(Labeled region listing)
□ □ □ □

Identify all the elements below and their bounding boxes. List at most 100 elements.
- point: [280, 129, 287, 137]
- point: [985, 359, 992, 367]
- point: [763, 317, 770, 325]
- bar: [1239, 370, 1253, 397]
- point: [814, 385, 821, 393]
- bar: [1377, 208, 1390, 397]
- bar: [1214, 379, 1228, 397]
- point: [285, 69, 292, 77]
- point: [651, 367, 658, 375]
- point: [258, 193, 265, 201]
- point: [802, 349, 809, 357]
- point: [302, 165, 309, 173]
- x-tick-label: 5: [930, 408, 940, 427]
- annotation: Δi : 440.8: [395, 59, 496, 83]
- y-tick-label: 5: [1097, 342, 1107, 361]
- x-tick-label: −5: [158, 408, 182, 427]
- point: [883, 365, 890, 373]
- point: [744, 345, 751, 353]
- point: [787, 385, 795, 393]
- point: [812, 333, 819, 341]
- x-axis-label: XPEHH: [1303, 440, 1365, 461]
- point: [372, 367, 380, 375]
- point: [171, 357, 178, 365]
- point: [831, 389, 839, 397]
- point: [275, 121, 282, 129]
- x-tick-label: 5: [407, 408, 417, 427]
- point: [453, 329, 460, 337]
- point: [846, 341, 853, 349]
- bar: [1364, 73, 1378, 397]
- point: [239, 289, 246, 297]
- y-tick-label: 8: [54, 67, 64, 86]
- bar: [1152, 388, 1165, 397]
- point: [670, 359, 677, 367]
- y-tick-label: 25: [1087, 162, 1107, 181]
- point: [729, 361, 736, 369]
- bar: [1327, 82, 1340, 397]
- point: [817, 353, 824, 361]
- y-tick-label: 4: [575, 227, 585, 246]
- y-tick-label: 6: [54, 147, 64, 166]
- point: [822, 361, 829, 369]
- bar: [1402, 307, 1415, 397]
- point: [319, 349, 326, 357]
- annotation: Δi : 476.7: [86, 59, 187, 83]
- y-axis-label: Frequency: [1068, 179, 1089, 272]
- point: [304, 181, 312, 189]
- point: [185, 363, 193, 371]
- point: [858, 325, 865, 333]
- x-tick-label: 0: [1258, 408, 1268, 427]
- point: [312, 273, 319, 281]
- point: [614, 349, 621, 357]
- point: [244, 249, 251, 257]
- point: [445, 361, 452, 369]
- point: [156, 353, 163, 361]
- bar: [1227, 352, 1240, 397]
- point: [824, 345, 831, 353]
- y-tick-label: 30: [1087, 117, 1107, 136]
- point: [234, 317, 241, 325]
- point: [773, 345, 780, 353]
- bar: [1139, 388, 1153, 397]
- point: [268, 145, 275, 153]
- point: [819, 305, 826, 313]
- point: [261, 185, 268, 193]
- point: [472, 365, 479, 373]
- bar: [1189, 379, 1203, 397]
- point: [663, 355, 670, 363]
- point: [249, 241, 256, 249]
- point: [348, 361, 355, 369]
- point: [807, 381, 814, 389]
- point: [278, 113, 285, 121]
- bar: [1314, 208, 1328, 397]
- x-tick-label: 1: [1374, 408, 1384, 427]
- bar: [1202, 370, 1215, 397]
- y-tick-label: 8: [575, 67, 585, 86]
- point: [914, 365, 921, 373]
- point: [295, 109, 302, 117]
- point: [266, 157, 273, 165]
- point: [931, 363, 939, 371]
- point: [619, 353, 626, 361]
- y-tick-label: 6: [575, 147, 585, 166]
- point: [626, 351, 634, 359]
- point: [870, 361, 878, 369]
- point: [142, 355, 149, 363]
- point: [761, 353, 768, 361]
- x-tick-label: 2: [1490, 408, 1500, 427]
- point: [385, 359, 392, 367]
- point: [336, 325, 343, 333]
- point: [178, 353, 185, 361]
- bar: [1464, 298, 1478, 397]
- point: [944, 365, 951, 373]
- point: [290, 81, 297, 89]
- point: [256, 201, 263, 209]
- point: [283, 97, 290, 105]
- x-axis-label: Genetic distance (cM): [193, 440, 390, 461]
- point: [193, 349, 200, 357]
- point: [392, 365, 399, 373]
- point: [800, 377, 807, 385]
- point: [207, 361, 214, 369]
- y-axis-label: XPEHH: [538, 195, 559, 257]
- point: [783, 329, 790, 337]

□ □ □ □

**Given instruction**
Give everything from the start of the listing down to the line containing "- point: [858, 325, 865, 333]" as a Markdown table with the columns Number and Listing line, one row per line and blank lines left out.

**Correct answer**
| Number | Listing line |
|---|---|
| 1 | Identify all the elements below and their bounding boxes. List at most 100 elements. |
| 2 | - point: [280, 129, 287, 137] |
| 3 | - point: [985, 359, 992, 367] |
| 4 | - point: [763, 317, 770, 325] |
| 5 | - bar: [1239, 370, 1253, 397] |
| 6 | - point: [814, 385, 821, 393] |
| 7 | - bar: [1377, 208, 1390, 397] |
| 8 | - bar: [1214, 379, 1228, 397] |
| 9 | - point: [285, 69, 292, 77] |
| 10 | - point: [651, 367, 658, 375] |
| 11 | - point: [258, 193, 265, 201] |
| 12 | - point: [802, 349, 809, 357] |
| 13 | - point: [302, 165, 309, 173] |
| 14 | - x-tick-label: 5: [930, 408, 940, 427] |
| 15 | - annotation: Δi : 440.8: [395, 59, 496, 83] |
| 16 | - y-tick-label: 5: [1097, 342, 1107, 361] |
| 17 | - x-tick-label: −5: [158, 408, 182, 427] |
| 18 | - point: [883, 365, 890, 373] |
| 19 | - point: [744, 345, 751, 353] |
| 20 | - point: [787, 385, 795, 393] |
| 21 | - point: [812, 333, 819, 341] |
| 22 | - x-axis-label: XPEHH: [1303, 440, 1365, 461] |
| 23 | - point: [372, 367, 380, 375] |
| 24 | - point: [171, 357, 178, 365] |
| 25 | - point: [831, 389, 839, 397] |
| 26 | - point: [275, 121, 282, 129] |
| 27 | - x-tick-label: 5: [407, 408, 417, 427] |
| 28 | - point: [453, 329, 460, 337] |
| 29 | - point: [846, 341, 853, 349] |
| 30 | - bar: [1364, 73, 1378, 397] |
| 31 | - point: [239, 289, 246, 297] |
| 32 | - y-tick-label: 8: [54, 67, 64, 86] |
| 33 | - bar: [1152, 388, 1165, 397] |
| 34 | - point: [670, 359, 677, 367] |
| 35 | - y-tick-label: 25: [1087, 162, 1107, 181] |
| 36 | - point: [729, 361, 736, 369] |
| 37 | - bar: [1327, 82, 1340, 397] |
| 38 | - point: [817, 353, 824, 361] |
| 39 | - y-tick-label: 4: [575, 227, 585, 246] |
| 40 | - y-tick-label: 6: [54, 147, 64, 166] |
| 41 | - point: [822, 361, 829, 369] |
| 42 | - bar: [1402, 307, 1415, 397] |
| 43 | - point: [319, 349, 326, 357] |
| 44 | - annotation: Δi : 476.7: [86, 59, 187, 83] |
| 45 | - y-axis-label: Frequency: [1068, 179, 1089, 272] |
| 46 | - point: [304, 181, 312, 189] |
| 47 | - point: [185, 363, 193, 371] |
| 48 | - point: [858, 325, 865, 333] |